Exercise task: Identify each line containing the word "propterea" and copy it.

--- Begin Data provided ---

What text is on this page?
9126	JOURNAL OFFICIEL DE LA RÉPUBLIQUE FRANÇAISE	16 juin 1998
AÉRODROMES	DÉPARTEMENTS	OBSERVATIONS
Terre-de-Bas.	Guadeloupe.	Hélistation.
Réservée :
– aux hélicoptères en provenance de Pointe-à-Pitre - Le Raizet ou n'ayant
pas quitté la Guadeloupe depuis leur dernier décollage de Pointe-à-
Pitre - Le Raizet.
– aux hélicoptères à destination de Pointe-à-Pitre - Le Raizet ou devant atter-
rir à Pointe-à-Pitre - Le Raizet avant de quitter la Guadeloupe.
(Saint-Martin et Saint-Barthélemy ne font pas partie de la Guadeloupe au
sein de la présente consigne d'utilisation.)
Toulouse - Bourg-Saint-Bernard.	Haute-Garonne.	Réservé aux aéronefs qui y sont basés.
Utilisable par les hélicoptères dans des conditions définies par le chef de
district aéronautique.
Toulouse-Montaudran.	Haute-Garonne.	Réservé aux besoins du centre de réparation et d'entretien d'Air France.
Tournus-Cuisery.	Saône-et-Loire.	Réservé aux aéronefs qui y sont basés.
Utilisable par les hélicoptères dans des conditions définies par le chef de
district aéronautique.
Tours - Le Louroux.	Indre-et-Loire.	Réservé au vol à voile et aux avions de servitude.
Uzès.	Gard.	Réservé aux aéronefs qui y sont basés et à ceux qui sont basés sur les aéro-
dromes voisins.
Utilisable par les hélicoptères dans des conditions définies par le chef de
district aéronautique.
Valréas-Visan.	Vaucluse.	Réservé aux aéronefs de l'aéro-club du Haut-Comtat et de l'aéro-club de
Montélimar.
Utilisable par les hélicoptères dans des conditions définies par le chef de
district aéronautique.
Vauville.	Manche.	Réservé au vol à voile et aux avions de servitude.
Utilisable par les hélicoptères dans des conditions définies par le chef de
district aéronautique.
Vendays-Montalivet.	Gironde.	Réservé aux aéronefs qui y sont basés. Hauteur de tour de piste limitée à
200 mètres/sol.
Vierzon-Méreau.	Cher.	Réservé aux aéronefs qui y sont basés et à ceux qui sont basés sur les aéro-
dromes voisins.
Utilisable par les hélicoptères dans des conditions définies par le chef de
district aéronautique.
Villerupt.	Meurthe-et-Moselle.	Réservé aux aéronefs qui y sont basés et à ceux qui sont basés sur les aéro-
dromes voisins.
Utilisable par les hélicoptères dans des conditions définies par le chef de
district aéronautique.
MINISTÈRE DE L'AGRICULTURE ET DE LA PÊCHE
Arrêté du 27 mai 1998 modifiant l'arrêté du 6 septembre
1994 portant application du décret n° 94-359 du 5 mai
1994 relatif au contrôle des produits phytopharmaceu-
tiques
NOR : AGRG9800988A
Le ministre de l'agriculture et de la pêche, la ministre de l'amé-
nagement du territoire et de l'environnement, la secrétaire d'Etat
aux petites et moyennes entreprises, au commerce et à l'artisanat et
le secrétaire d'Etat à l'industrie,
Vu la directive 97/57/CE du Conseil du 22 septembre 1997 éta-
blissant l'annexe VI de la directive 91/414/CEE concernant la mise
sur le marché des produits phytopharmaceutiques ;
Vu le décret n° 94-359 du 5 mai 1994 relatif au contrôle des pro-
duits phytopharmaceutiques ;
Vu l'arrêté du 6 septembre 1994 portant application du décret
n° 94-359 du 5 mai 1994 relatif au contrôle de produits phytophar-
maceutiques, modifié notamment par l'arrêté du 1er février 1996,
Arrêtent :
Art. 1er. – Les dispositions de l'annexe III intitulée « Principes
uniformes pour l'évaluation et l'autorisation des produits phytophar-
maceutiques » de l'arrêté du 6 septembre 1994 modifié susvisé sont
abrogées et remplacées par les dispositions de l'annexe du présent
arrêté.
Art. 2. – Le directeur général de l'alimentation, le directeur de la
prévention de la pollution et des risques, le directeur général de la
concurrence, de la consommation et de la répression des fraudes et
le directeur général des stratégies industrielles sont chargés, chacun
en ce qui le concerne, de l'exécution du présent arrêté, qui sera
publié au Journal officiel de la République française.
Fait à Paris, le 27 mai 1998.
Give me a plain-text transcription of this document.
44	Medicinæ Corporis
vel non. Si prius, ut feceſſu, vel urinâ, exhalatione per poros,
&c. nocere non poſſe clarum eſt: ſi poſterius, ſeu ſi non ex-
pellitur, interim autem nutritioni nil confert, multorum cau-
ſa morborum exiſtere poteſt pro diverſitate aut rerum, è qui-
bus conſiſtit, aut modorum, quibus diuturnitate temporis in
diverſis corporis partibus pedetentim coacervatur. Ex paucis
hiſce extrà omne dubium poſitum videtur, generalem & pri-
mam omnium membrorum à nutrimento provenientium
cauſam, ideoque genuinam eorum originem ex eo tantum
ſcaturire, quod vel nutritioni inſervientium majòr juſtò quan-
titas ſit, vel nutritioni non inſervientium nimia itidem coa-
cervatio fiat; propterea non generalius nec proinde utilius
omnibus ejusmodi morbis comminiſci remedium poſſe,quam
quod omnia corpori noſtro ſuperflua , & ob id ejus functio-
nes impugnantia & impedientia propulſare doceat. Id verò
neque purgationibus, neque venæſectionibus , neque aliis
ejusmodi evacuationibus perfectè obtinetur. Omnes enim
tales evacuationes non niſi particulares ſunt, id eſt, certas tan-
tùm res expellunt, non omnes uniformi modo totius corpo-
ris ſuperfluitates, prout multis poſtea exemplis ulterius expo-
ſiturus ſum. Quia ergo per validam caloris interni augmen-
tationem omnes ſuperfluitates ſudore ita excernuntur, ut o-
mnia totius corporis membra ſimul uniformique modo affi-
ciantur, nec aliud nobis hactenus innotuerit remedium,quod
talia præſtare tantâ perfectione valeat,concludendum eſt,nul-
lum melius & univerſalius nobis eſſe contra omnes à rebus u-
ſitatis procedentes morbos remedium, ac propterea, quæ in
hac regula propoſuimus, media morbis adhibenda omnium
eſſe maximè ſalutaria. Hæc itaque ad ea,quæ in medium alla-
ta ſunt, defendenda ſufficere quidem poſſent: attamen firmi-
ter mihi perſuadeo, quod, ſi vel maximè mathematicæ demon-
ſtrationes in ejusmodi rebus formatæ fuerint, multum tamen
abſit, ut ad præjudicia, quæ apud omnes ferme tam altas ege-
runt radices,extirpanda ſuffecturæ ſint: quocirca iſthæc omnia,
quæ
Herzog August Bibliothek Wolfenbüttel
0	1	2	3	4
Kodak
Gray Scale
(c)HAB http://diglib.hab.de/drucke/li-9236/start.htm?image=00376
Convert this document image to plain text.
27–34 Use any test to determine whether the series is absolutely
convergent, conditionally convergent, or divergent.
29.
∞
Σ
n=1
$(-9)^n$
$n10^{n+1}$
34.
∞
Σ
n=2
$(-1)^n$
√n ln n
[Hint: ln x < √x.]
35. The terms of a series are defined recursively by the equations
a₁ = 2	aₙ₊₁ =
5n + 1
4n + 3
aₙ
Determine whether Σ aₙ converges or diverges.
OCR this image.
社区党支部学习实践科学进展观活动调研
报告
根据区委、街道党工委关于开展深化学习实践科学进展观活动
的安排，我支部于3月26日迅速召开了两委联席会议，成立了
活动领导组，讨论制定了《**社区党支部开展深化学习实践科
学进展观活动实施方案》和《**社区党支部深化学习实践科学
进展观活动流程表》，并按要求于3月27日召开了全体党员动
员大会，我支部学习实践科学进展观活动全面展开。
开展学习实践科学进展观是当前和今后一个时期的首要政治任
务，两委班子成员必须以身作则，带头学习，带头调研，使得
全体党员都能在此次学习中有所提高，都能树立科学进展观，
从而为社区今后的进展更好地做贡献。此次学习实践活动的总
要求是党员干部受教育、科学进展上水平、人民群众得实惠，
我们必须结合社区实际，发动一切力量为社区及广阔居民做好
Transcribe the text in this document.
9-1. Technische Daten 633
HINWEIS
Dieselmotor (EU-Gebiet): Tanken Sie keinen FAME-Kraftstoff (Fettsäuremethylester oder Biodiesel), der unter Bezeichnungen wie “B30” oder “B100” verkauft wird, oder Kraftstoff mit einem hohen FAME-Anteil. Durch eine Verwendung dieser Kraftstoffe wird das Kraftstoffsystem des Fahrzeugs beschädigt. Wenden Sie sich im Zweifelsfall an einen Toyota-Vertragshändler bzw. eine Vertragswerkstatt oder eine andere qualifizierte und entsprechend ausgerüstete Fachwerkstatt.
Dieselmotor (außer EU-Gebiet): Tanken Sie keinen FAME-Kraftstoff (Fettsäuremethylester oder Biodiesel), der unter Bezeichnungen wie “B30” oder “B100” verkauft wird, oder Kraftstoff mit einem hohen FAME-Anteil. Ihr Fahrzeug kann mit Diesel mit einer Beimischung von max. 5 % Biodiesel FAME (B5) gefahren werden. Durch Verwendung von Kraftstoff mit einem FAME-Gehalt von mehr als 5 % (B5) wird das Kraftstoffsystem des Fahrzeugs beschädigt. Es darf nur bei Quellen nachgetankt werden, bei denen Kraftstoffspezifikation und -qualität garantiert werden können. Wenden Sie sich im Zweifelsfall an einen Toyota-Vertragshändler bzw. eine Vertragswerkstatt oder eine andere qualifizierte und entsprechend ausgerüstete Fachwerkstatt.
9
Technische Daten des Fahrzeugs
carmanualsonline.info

--- End Data provided ---

Task result:
cervatio fiat; propterea non generalius nec proinde utilius
ſitatis procedentes morbos remedium, ac propterea, quæ in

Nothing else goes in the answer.